- REQUEST:
Write out each record below exactly as it appears, with no pictures.

━━━━━━━━━━━━━━━━━━━━

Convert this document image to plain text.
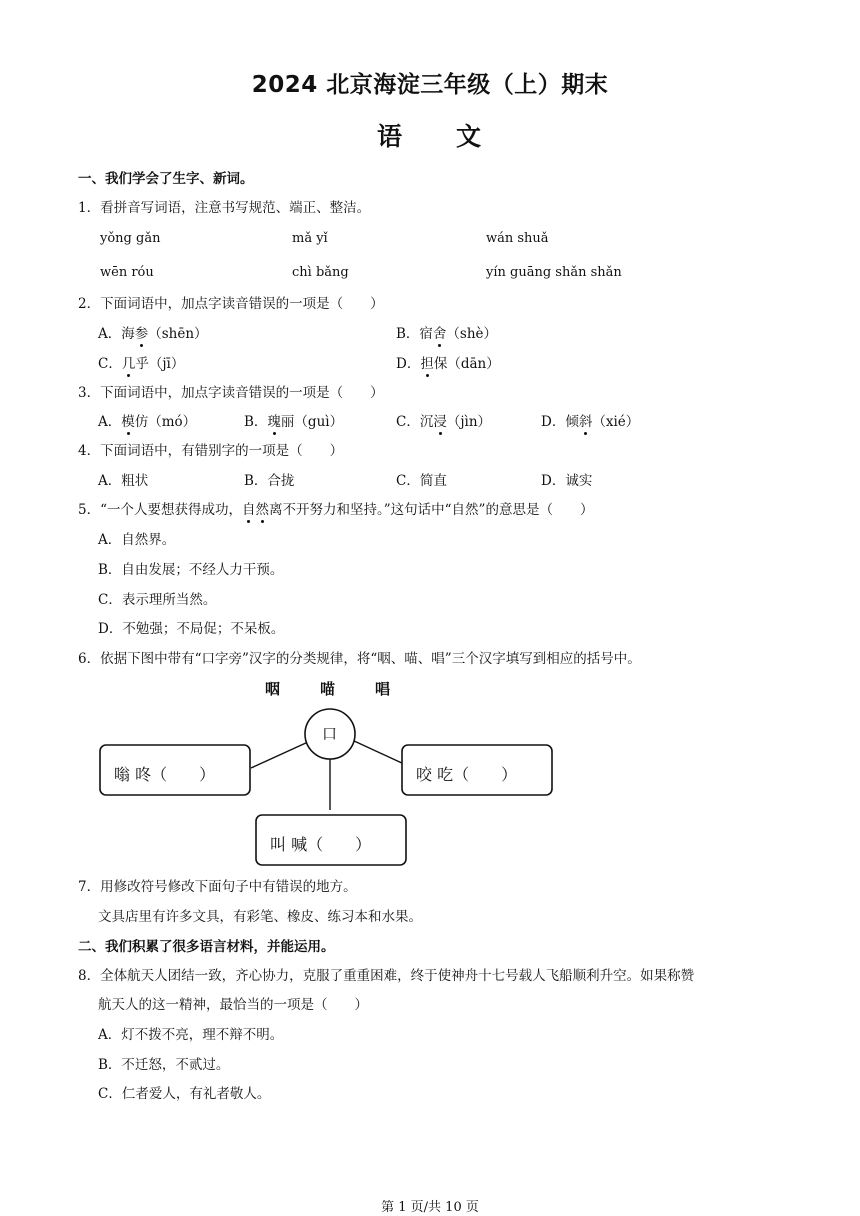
2024 北京海淀三年级（上）期末
语 文
一、我们学会了生字、新词。
1．看拼音写词语，注意书写规范、端正、整洁。
yǒng gǎn	mǎ yǐ	wán shuǎ
wēn róu	chì bǎng	yín guāng shǎn shǎn
2．下面词语中，加点字读音错误的一项是（　　）
A．海参（shēn）	B．宿舍（shè）
C．几乎（jī）	D．担保（dān）
3．下面词语中，加点字读音错误的一项是（　　）
A．模仿（mó）	B．瑰丽（guì）	C．沉浸（jìn）	D．倾斜（xié）
4．下面词语中，有错别字的一项是（　　）
A．粗状	B．合拢	C．简直	D．诚实
5．“一个人要想获得成功，自然离不开努力和坚持。”这句话中“自然”的意思是（　　）
A．自然界。
B．自由发展；不经人力干预。
C．表示理所当然。
D．不勉强；不局促；不呆板。
6．依据下图中带有“口字旁”汉字的分类规律，将“咽、喵、唱”三个汉字填写到相应的括号中。
咽	喵	唱
口
嗡 咚（　　）	咬 吃（　　）
叫 喊（　　）
7．用修改符号修改下面句子中有错误的地方。
文具店里有许多文具，有彩笔、橡皮、练习本和水果。
二、我们积累了很多语言材料，并能运用。
8．全体航天人团结一致，齐心协力，克服了重重困难，终于使神舟十七号载人飞船顺利升空。如果称赞
航天人的这一精神，最恰当的一项是（　　）
A．灯不拨不亮，理不辩不明。
B．不迁怒，不贰过。
C．仁者爱人，有礼者敬人。
第 1 页/共 10 页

━━━━━━━━━━━━━━━━━━━━

- RESULT FOR THIS EXERCISE:
Convert this document image to plain text.
2024 北京海淀三年级（上）期末
语 文
一、我们学会了生字、新词。
1．看拼音写词语，注意书写规范、端正、整洁。
yǒng gǎn	mǎ yǐ	wán shuǎ
wēn róu	chì bǎng	yín guāng shǎn shǎn
2．下面词语中，加点字读音错误的一项是（　　）
A．海参（shēn）	B．宿舍（shè）
C．几乎（jī）	D．担保（dān）
3．下面词语中，加点字读音错误的一项是（　　）
A．模仿（mó）	B．瑰丽（guì）	C．沉浸（jìn）	D．倾斜（xié）
4．下面词语中，有错别字的一项是（　　）
A．粗状	B．合拢	C．简直	D．诚实
5．“一个人要想获得成功，自然离不开努力和坚持。”这句话中“自然”的意思是（　　）
A．自然界。
B．自由发展；不经人力干预。
C．表示理所当然。
D．不勉强；不局促；不呆板。
6．依据下图中带有“口字旁”汉字的分类规律，将“咽、喵、唱”三个汉字填写到相应的括号中。
咽	喵	唱
口
嗡 咚（　　）	咬 吃（　　）
叫 喊（　　）
7．用修改符号修改下面句子中有错误的地方。
文具店里有许多文具，有彩笔、橡皮、练习本和水果。
二、我们积累了很多语言材料，并能运用。
8．全体航天人团结一致，齐心协力，克服了重重困难，终于使神舟十七号载人飞船顺利升空。如果称赞
航天人的这一精神，最恰当的一项是（　　）
A．灯不拨不亮，理不辩不明。
B．不迁怒，不贰过。
C．仁者爱人，有礼者敬人。
第 1 页/共 10 页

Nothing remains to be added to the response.